### Instructions to follow
Write out, exactly as they appear, only the lines running from the line with "Convert this document image to plain text." to the final line of the listing; include both.
+++
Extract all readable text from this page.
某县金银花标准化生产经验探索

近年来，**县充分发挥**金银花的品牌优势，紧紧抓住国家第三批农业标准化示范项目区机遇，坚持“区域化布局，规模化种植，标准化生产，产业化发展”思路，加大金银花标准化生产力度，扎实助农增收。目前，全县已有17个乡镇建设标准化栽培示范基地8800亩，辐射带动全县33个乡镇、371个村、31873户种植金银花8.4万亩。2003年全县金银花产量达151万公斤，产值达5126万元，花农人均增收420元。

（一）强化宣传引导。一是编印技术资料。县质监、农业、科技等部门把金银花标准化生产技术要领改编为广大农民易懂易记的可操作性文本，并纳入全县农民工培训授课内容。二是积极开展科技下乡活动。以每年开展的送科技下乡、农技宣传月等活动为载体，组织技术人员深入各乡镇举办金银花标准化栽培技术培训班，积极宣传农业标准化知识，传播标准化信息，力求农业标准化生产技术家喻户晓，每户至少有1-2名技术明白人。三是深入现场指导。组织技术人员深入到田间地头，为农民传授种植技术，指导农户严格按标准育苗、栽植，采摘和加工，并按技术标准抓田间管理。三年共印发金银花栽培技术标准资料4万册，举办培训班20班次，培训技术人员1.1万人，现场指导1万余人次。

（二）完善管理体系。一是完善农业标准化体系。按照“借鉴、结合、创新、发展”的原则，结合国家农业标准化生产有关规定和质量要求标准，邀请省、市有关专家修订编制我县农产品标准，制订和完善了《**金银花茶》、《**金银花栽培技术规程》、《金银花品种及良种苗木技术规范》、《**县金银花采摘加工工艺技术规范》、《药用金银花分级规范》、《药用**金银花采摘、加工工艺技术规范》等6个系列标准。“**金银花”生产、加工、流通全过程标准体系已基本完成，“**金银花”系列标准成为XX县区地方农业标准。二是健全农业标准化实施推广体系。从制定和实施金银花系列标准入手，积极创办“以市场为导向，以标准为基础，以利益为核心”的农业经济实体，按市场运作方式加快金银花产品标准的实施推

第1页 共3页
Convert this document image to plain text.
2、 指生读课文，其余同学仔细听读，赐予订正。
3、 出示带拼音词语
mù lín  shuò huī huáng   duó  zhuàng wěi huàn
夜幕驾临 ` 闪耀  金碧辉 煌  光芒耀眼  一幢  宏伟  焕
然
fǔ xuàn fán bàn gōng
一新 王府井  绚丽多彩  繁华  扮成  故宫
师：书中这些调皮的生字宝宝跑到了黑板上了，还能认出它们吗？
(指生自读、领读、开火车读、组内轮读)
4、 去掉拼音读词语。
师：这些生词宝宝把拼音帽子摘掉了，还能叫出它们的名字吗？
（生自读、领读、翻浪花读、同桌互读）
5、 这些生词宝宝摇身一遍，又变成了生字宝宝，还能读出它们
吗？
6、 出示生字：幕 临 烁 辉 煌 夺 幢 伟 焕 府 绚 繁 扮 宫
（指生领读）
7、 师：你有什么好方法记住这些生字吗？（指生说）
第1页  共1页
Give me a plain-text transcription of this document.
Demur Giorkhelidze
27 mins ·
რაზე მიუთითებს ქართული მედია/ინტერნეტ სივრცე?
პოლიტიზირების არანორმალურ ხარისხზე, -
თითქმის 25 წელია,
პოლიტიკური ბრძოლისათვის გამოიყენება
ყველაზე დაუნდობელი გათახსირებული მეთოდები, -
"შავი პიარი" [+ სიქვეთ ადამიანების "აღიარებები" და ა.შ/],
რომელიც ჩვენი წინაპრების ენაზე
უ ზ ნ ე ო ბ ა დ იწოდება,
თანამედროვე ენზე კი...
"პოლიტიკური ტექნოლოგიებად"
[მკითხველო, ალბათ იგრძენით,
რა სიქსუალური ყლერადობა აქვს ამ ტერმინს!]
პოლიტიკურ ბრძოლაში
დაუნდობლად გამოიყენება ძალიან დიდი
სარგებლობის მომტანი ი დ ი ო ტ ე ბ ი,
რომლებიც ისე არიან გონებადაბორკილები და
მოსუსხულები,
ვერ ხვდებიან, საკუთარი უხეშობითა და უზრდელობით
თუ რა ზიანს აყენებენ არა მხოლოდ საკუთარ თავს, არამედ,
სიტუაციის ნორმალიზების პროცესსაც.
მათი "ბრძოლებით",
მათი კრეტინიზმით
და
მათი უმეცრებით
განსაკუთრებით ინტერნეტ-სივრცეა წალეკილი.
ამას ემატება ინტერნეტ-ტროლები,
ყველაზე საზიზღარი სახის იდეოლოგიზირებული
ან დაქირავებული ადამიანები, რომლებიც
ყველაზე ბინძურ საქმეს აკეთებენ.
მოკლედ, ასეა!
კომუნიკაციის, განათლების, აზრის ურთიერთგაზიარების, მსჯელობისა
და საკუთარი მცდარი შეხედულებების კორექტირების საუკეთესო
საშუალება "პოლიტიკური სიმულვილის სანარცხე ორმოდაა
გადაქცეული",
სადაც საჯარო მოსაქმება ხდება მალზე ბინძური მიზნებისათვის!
+++
### Reply to the task
Convert this document image to plain text.
2、 指生读课文，其余同学仔细听读，赐予订正。
3、 出示带拼音词语
mù lín  shuò huī huáng   duó  zhuàng wěi huàn
夜幕驾临 ` 闪耀  金碧辉 煌  光芒耀眼  一幢  宏伟  焕
然
fǔ xuàn fán bàn gōng
一新 王府井  绚丽多彩  繁华  扮成  故宫
师：书中这些调皮的生字宝宝跑到了黑板上了，还能认出它们吗？
(指生自读、领读、开火车读、组内轮读)
4、 去掉拼音读词语。
师：这些生词宝宝把拼音帽子摘掉了，还能叫出它们的名字吗？
（生自读、领读、翻浪花读、同桌互读）
5、 这些生词宝宝摇身一遍，又变成了生字宝宝，还能读出它们
吗？
6、 出示生字：幕 临 烁 辉 煌 夺 幢 伟 焕 府 绚 繁 扮 宫
（指生领读）
7、 师：你有什么好方法记住这些生字吗？（指生说）
第1页  共1页
Give me a plain-text transcription of this document.
Demur Giorkhelidze
27 mins ·
რაზე მიუთითებს ქართული მედია/ინტერნეტ სივრცე?
პოლიტიზირების არანორმალურ ხარისხზე, -
თითქმის 25 წელია,
პოლიტიკური ბრძოლისათვის გამოიყენება
ყველაზე დაუნდობელი გათახსირებული მეთოდები, -
"შავი პიარი" [+ სიქვეთ ადამიანების "აღიარებები" და ა.შ/],
რომელიც ჩვენი წინაპრების ენაზე
უ ზ ნ ე ო ბ ა დ იწოდება,
თანამედროვე ენზე კი...
"პოლიტიკური ტექნოლოგიებად"
[მკითხველო, ალბათ იგრძენით,
რა სიქსუალური ყლერადობა აქვს ამ ტერმინს!]
პოლიტიკურ ბრძოლაში
დაუნდობლად გამოიყენება ძალიან დიდი
სარგებლობის მომტანი ი დ ი ო ტ ე ბ ი,
რომლებიც ისე არიან გონებადაბორკილები და
მოსუსხულები,
ვერ ხვდებიან, საკუთარი უხეშობითა და უზრდელობით
თუ რა ზიანს აყენებენ არა მხოლოდ საკუთარ თავს, არამედ,
სიტუაციის ნორმალიზების პროცესსაც.
მათი "ბრძოლებით",
მათი კრეტინიზმით
და
მათი უმეცრებით
განსაკუთრებით ინტერნეტ-სივრცეა წალეკილი.
ამას ემატება ინტერნეტ-ტროლები,
ყველაზე საზიზღარი სახის იდეოლოგიზირებული
ან დაქირავებული ადამიანები, რომლებიც
ყველაზე ბინძურ საქმეს აკეთებენ.
მოკლედ, ასეა!
კომუნიკაციის, განათლების, აზრის ურთიერთგაზიარების, მსჯელობისა
და საკუთარი მცდარი შეხედულებების კორექტირების საუკეთესო
საშუალება "პოლიტიკური სიმულვილის სანარცხე ორმოდაა
გადაქცეული",
სადაც საჯარო მოსაქმება ხდება მალზე ბინძური მიზნებისათვის!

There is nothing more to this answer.